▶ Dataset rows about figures
================================

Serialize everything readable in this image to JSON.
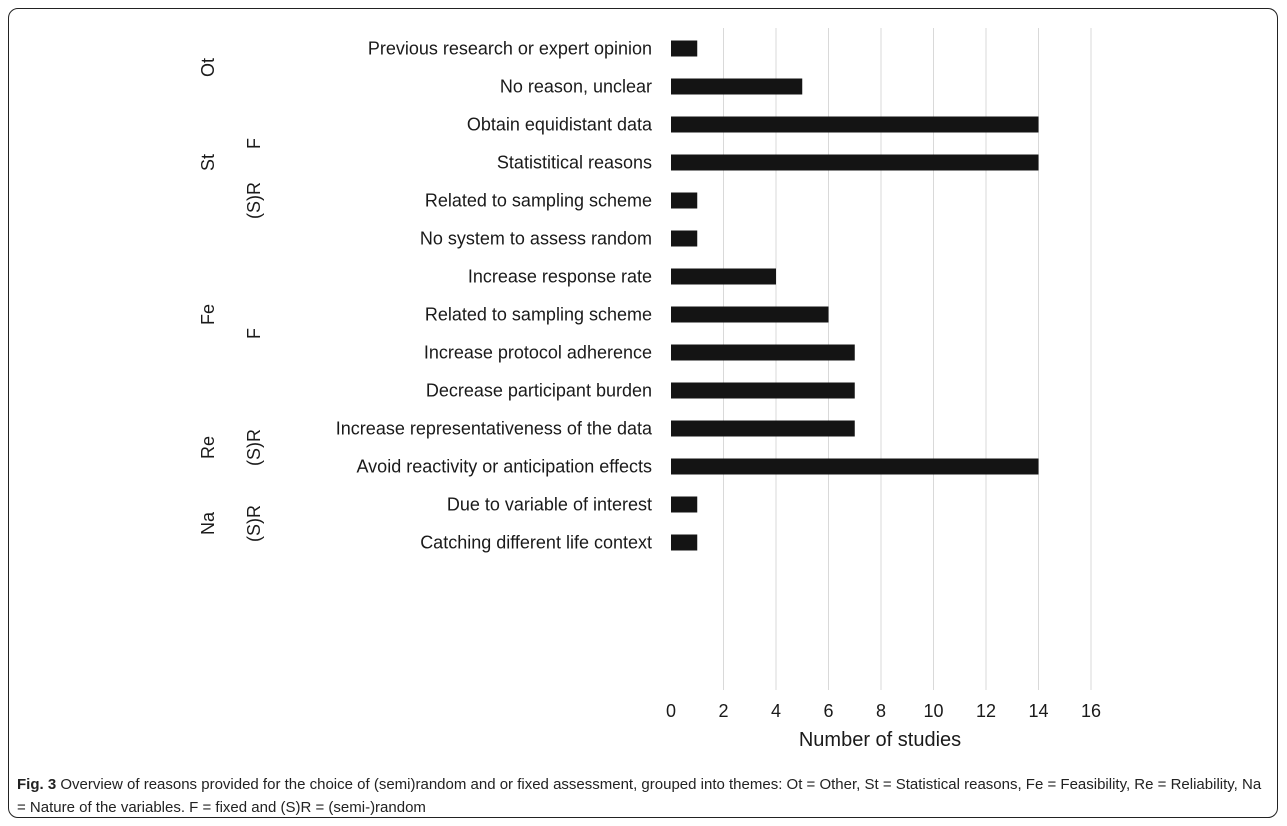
{
  "chart_data": {
    "type": "bar",
    "orientation": "horizontal",
    "categories": [
      "Previous research or expert opinion",
      "No reason, unclear",
      "Obtain equidistant data",
      "Statistitical reasons",
      "Related to sampling scheme",
      "No system to assess random",
      "Increase response rate",
      "Related to sampling scheme",
      "Increase protocol adherence",
      "Decrease participant burden",
      "Increase representativeness of the data",
      "Avoid reactivity or anticipation effects",
      "Due to variable of interest",
      "Catching different life context"
    ],
    "values": [
      1,
      5,
      14,
      14,
      1,
      1,
      4,
      6,
      7,
      7,
      7,
      14,
      1,
      1
    ],
    "xlabel": "Number of studies",
    "ylabel": "",
    "xlim": [
      0,
      16
    ],
    "xticks": [
      "0",
      "2",
      "4",
      "6",
      "8",
      "10",
      "12",
      "14",
      "16"
    ],
    "grid": true,
    "bar_color": "#141414",
    "theme_groups": [
      {
        "label": "Ot",
        "first": 0,
        "last": 1
      },
      {
        "label": "St",
        "first": 2,
        "last": 4
      },
      {
        "label": "Fe",
        "first": 5,
        "last": 9
      },
      {
        "label": "Re",
        "first": 10,
        "last": 11
      },
      {
        "label": "Na",
        "first": 12,
        "last": 13
      }
    ],
    "type_groups": [
      {
        "label": "F",
        "first": 2,
        "last": 3
      },
      {
        "label": "(S)R",
        "first": 4,
        "last": 4
      },
      {
        "label": "F",
        "first": 7,
        "last": 8
      },
      {
        "label": "(S)R",
        "first": 10,
        "last": 11
      },
      {
        "label": "(S)R",
        "first": 12,
        "last": 13
      }
    ]
  },
  "caption": {
    "label": "Fig. 3",
    "text": " Overview of reasons provided for the choice of (semi)random and or fixed assessment, grouped into themes: Ot = Other, St = Statistical reasons, Fe = Feasibility, Re = Reliability, Na = Nature of the variables. F = fixed and (S)R = (semi-)random"
  }
}
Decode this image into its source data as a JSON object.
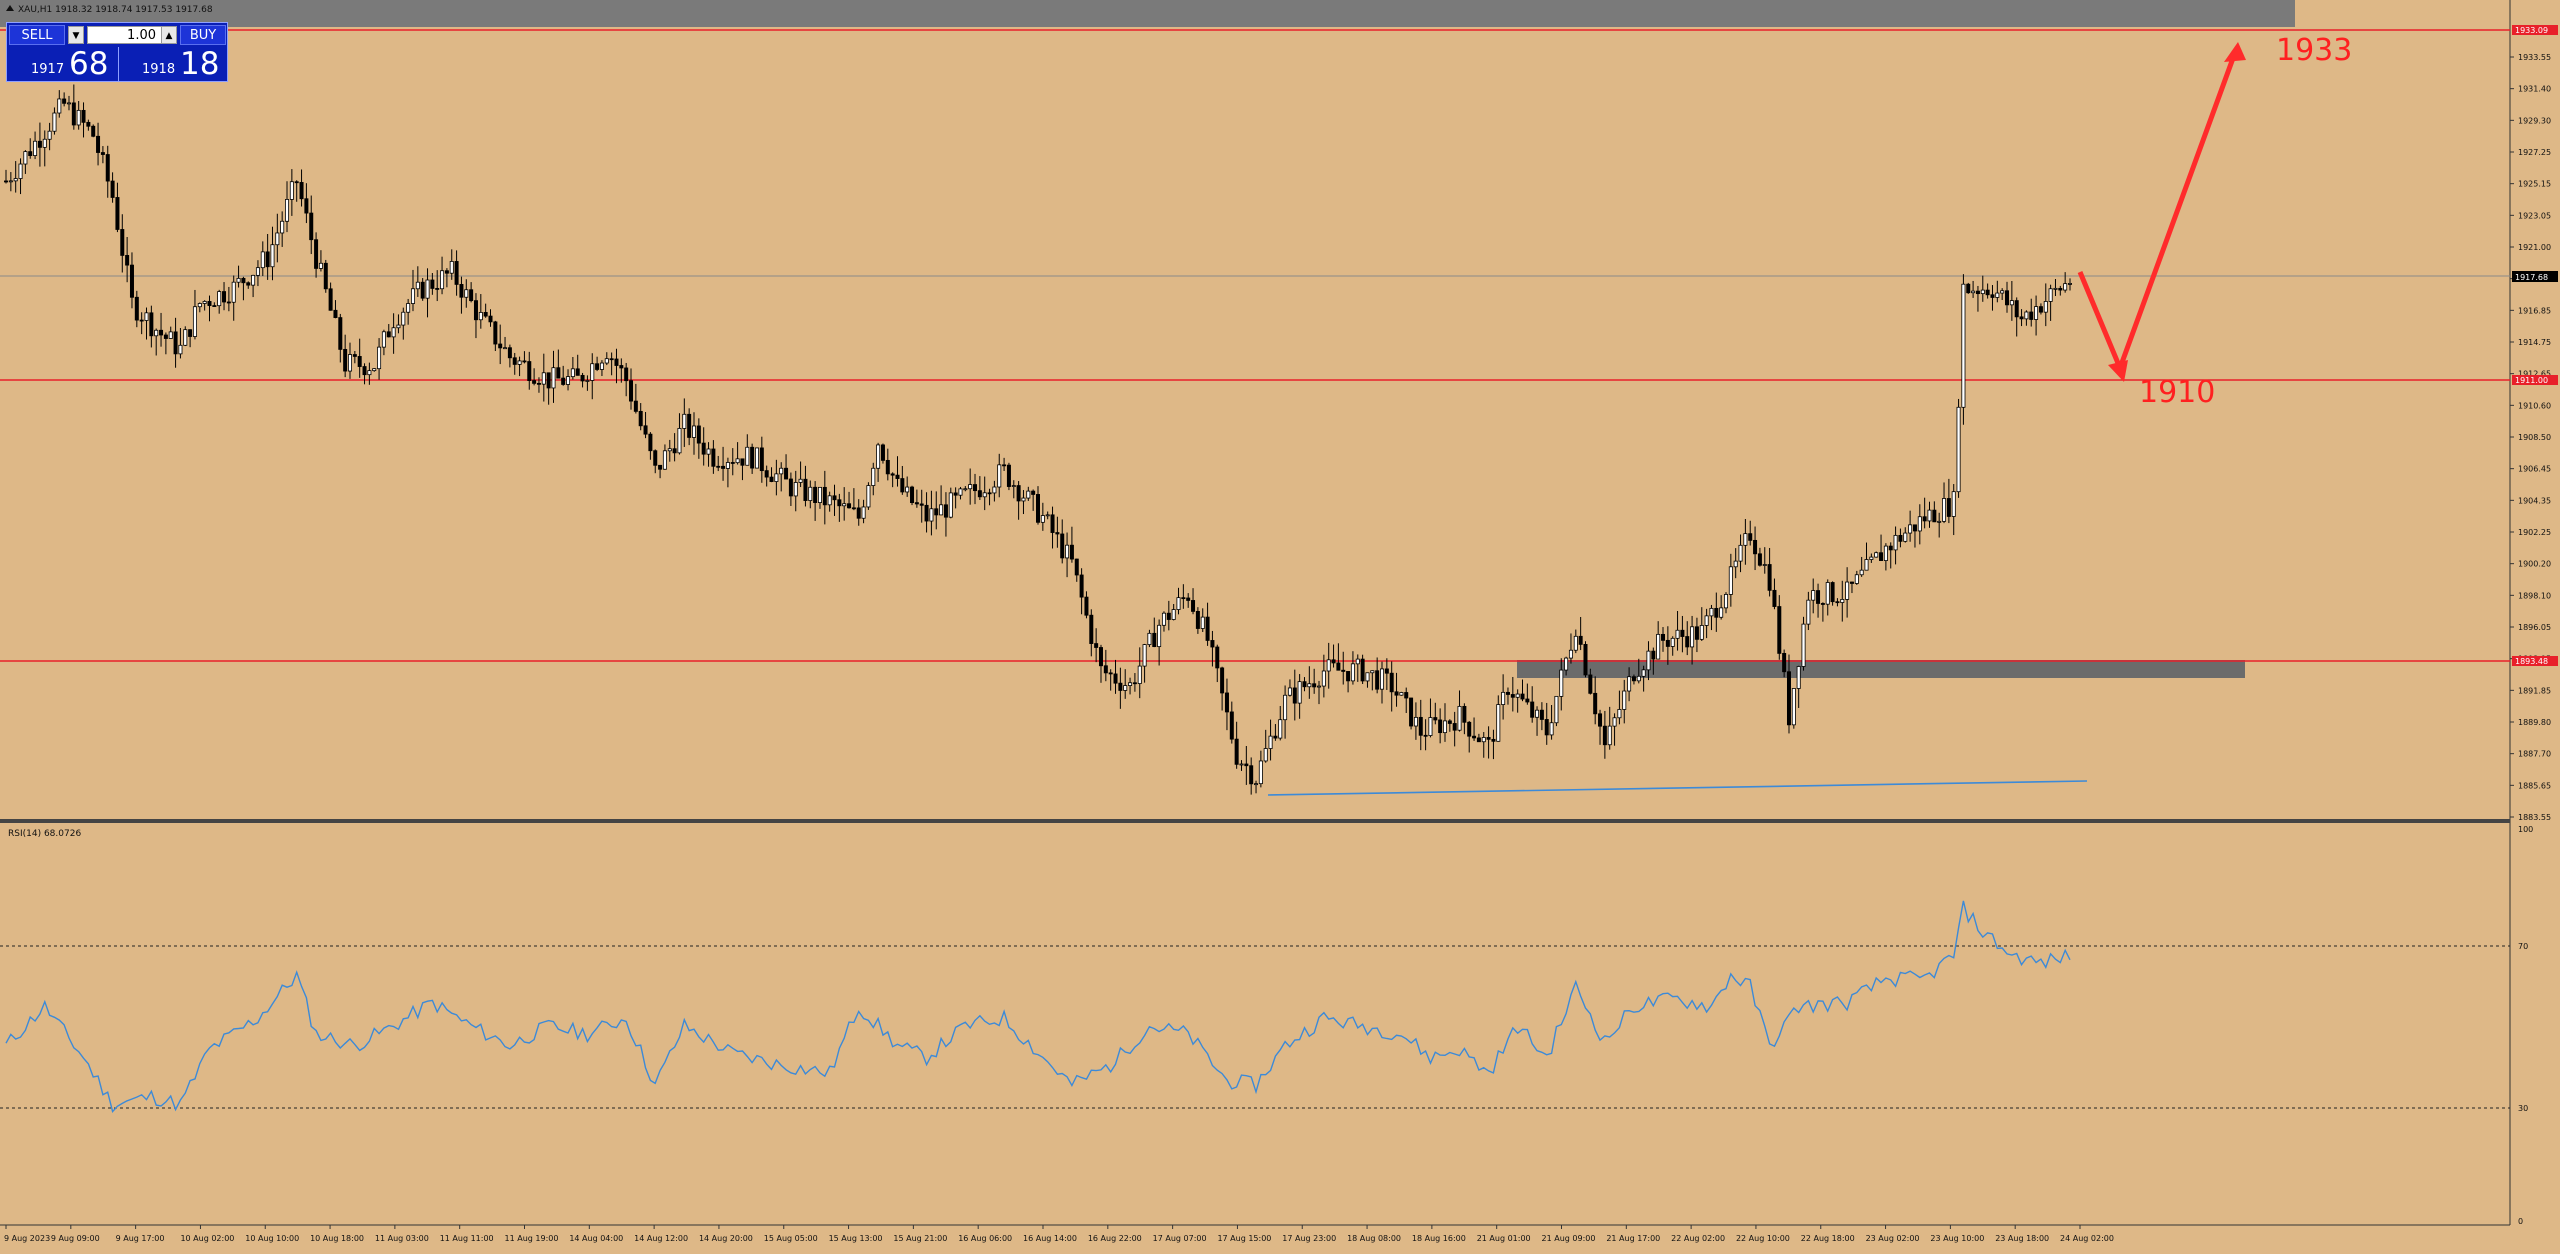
{
  "window": {
    "title": "XAU,H1  1918.32 1918.74 1917.53 1917.68"
  },
  "trade_panel": {
    "sell_label": "SELL",
    "buy_label": "BUY",
    "lot_value": "1.00",
    "sell_price_small": "1917",
    "sell_price_big": "68",
    "buy_price_small": "1918",
    "buy_price_big": "18"
  },
  "annotations": {
    "target_up": "1933",
    "target_down": "1910"
  },
  "price_axis": {
    "ticks": [
      "1933.55",
      "1931.40",
      "1929.30",
      "1927.25",
      "1925.15",
      "1923.05",
      "1921.00",
      "1918.90",
      "1916.85",
      "1914.75",
      "1912.65",
      "1910.60",
      "1908.50",
      "1906.45",
      "1904.35",
      "1902.25",
      "1900.20",
      "1898.10",
      "1896.05",
      "1893.95",
      "1891.85",
      "1889.80",
      "1887.70",
      "1885.65",
      "1883.55"
    ],
    "current_price": "1917.68",
    "level_top": "1933.09",
    "level_mid": "1911.00",
    "level_low": "1893.48"
  },
  "time_axis": {
    "labels": [
      "9 Aug 2023",
      "9 Aug 09:00",
      "9 Aug 17:00",
      "10 Aug 02:00",
      "10 Aug 10:00",
      "10 Aug 18:00",
      "11 Aug 03:00",
      "11 Aug 11:00",
      "11 Aug 19:00",
      "14 Aug 04:00",
      "14 Aug 12:00",
      "14 Aug 20:00",
      "15 Aug 05:00",
      "15 Aug 13:00",
      "15 Aug 21:00",
      "16 Aug 06:00",
      "16 Aug 14:00",
      "16 Aug 22:00",
      "17 Aug 07:00",
      "17 Aug 15:00",
      "17 Aug 23:00",
      "18 Aug 08:00",
      "18 Aug 16:00",
      "21 Aug 01:00",
      "21 Aug 09:00",
      "21 Aug 17:00",
      "22 Aug 02:00",
      "22 Aug 10:00",
      "22 Aug 18:00",
      "23 Aug 02:00",
      "23 Aug 10:00",
      "23 Aug 18:00",
      "24 Aug 02:00"
    ]
  },
  "indicator": {
    "label": "RSI(14) 68.0726",
    "levels": [
      "100",
      "70",
      "30",
      "0"
    ]
  },
  "colors": {
    "background": "#deb887",
    "bull_candle": "#ffffff",
    "bear_candle": "#000000",
    "level_line": "#e8202a",
    "rsi_line": "#3c8ad8",
    "support_line": "#3c8ad8",
    "zone": "#6b6b6b",
    "annotation": "#ff2020"
  },
  "chart_data": {
    "type": "candlestick",
    "symbol": "XAU",
    "timeframe": "H1",
    "ylim": [
      1883.55,
      1935.0
    ],
    "anchors": [
      [
        0,
        1925.0
      ],
      [
        12,
        1930.0
      ],
      [
        18,
        1928.0
      ],
      [
        22,
        1924.0
      ],
      [
        26,
        1917.0
      ],
      [
        32,
        1915.0
      ],
      [
        36,
        1914.0
      ],
      [
        40,
        1917.0
      ],
      [
        47,
        1918.0
      ],
      [
        54,
        1920.0
      ],
      [
        60,
        1925.0
      ],
      [
        64,
        1920.0
      ],
      [
        70,
        1913.0
      ],
      [
        76,
        1913.0
      ],
      [
        80,
        1916.0
      ],
      [
        86,
        1918.0
      ],
      [
        92,
        1919.0
      ],
      [
        98,
        1916.0
      ],
      [
        104,
        1913.5
      ],
      [
        112,
        1912.0
      ],
      [
        118,
        1912.0
      ],
      [
        124,
        1914.0
      ],
      [
        128,
        1912.0
      ],
      [
        134,
        1906.0
      ],
      [
        140,
        1909.0
      ],
      [
        146,
        1907.0
      ],
      [
        154,
        1907.0
      ],
      [
        162,
        1905.0
      ],
      [
        170,
        1904.0
      ],
      [
        176,
        1903.0
      ],
      [
        180,
        1908.0
      ],
      [
        184,
        1905.0
      ],
      [
        190,
        1903.0
      ],
      [
        196,
        1904.0
      ],
      [
        206,
        1906.0
      ],
      [
        214,
        1903.0
      ],
      [
        220,
        1900.0
      ],
      [
        226,
        1893.0
      ],
      [
        232,
        1892.0
      ],
      [
        238,
        1896.0
      ],
      [
        244,
        1898.0
      ],
      [
        248,
        1895.0
      ],
      [
        254,
        1887.5
      ],
      [
        258,
        1886.0
      ],
      [
        264,
        1891.0
      ],
      [
        272,
        1893.0
      ],
      [
        280,
        1893.0
      ],
      [
        286,
        1892.0
      ],
      [
        292,
        1889.0
      ],
      [
        300,
        1890.0
      ],
      [
        306,
        1888.0
      ],
      [
        310,
        1892.0
      ],
      [
        318,
        1889.0
      ],
      [
        324,
        1896.0
      ],
      [
        330,
        1888.0
      ],
      [
        336,
        1893.0
      ],
      [
        342,
        1895.0
      ],
      [
        350,
        1895.5
      ],
      [
        356,
        1899.0
      ],
      [
        360,
        1902.0
      ],
      [
        364,
        1899.0
      ],
      [
        368,
        1890.0
      ],
      [
        372,
        1898.0
      ],
      [
        380,
        1898.0
      ],
      [
        388,
        1901.0
      ],
      [
        396,
        1903.0
      ],
      [
        402,
        1904.0
      ],
      [
        404,
        1918.0
      ],
      [
        410,
        1918.0
      ],
      [
        416,
        1916.0
      ],
      [
        422,
        1917.5
      ],
      [
        426,
        1918.5
      ]
    ],
    "rsi": [
      [
        0,
        45
      ],
      [
        8,
        55
      ],
      [
        16,
        42
      ],
      [
        22,
        30
      ],
      [
        30,
        32
      ],
      [
        36,
        30
      ],
      [
        42,
        44
      ],
      [
        52,
        52
      ],
      [
        60,
        63
      ],
      [
        64,
        48
      ],
      [
        72,
        45
      ],
      [
        80,
        50
      ],
      [
        88,
        56
      ],
      [
        96,
        50
      ],
      [
        104,
        45
      ],
      [
        112,
        50
      ],
      [
        120,
        48
      ],
      [
        128,
        52
      ],
      [
        134,
        35
      ],
      [
        140,
        50
      ],
      [
        150,
        43
      ],
      [
        160,
        40
      ],
      [
        170,
        38
      ],
      [
        176,
        55
      ],
      [
        184,
        45
      ],
      [
        190,
        42
      ],
      [
        198,
        50
      ],
      [
        206,
        52
      ],
      [
        214,
        42
      ],
      [
        220,
        35
      ],
      [
        228,
        40
      ],
      [
        236,
        50
      ],
      [
        244,
        48
      ],
      [
        252,
        36
      ],
      [
        258,
        35
      ],
      [
        264,
        45
      ],
      [
        272,
        52
      ],
      [
        280,
        50
      ],
      [
        288,
        48
      ],
      [
        294,
        42
      ],
      [
        300,
        44
      ],
      [
        306,
        38
      ],
      [
        312,
        50
      ],
      [
        318,
        42
      ],
      [
        324,
        60
      ],
      [
        330,
        46
      ],
      [
        336,
        55
      ],
      [
        344,
        57
      ],
      [
        352,
        55
      ],
      [
        356,
        63
      ],
      [
        360,
        60
      ],
      [
        364,
        45
      ],
      [
        370,
        55
      ],
      [
        380,
        56
      ],
      [
        388,
        62
      ],
      [
        396,
        62
      ],
      [
        402,
        68
      ],
      [
        404,
        80
      ],
      [
        408,
        74
      ],
      [
        414,
        68
      ],
      [
        420,
        66
      ],
      [
        426,
        68
      ]
    ]
  }
}
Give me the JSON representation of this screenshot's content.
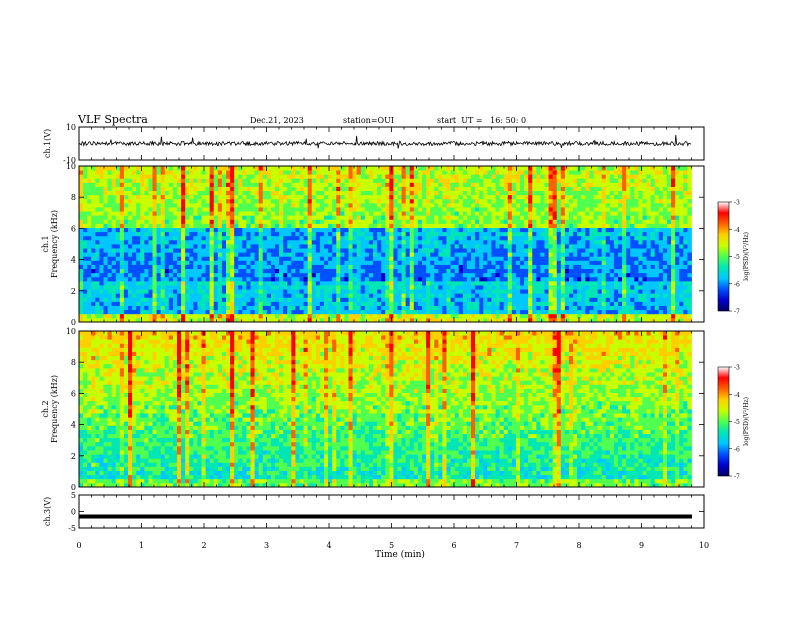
{
  "header": {
    "title": "VLF Spectra",
    "date": "Dec.21, 2023",
    "station": "station=OUI",
    "start": "start  UT =   16: 50: 0"
  },
  "chart_data": [
    {
      "id": "ch1-waveform",
      "type": "line",
      "ylabel": "ch.1(V)",
      "ylim": [
        -10,
        10
      ],
      "yticks": [
        "10",
        "-10"
      ],
      "baseline": 0,
      "xlim": [
        0,
        10
      ]
    },
    {
      "id": "ch1-spectrogram",
      "type": "heatmap",
      "ylabel": "ch.1\nFrequency (kHz)",
      "ylim": [
        0,
        10
      ],
      "yticks": [
        "10",
        "8",
        "6",
        "4",
        "2",
        "0"
      ],
      "xlim": [
        0,
        10
      ],
      "data_end_min": 9.8,
      "colorbar": {
        "label": "log(PSD)(V²/Hz)",
        "range": [
          -7,
          -3
        ],
        "ticks": [
          "-3",
          "-4",
          "-5",
          "-6",
          "-7"
        ]
      }
    },
    {
      "id": "ch2-spectrogram",
      "type": "heatmap",
      "ylabel": "ch.2\nFrequency (kHz)",
      "ylim": [
        0,
        10
      ],
      "yticks": [
        "10",
        "8",
        "6",
        "4",
        "2",
        "0"
      ],
      "xlim": [
        0,
        10
      ],
      "data_end_min": 9.8,
      "colorbar": {
        "label": "log(PSD)(V²/Hz)",
        "range": [
          -7,
          -3
        ],
        "ticks": [
          "-3",
          "-4",
          "-5",
          "-6",
          "-7"
        ]
      }
    },
    {
      "id": "ch3-waveform",
      "type": "line",
      "ylabel": "ch.3(V)",
      "ylim": [
        -5,
        5
      ],
      "yticks": [
        "5",
        "0",
        "-5"
      ],
      "baseline": -1.5,
      "xlim": [
        0,
        10
      ]
    }
  ],
  "xaxis": {
    "label": "Time (min)",
    "ticks": [
      "0",
      "1",
      "2",
      "3",
      "4",
      "5",
      "6",
      "7",
      "8",
      "9",
      "10"
    ]
  },
  "colormap": [
    "#000060",
    "#0000cc",
    "#0050ff",
    "#00c8ff",
    "#00e6b4",
    "#50ff50",
    "#c8ff00",
    "#ffd000",
    "#ff6000",
    "#ff0000",
    "#ffffff"
  ]
}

================================

▶ Written exercise
Say how many lines of the data include the string "Increase". Nothing other than the number should be given.

▶ Full answer
3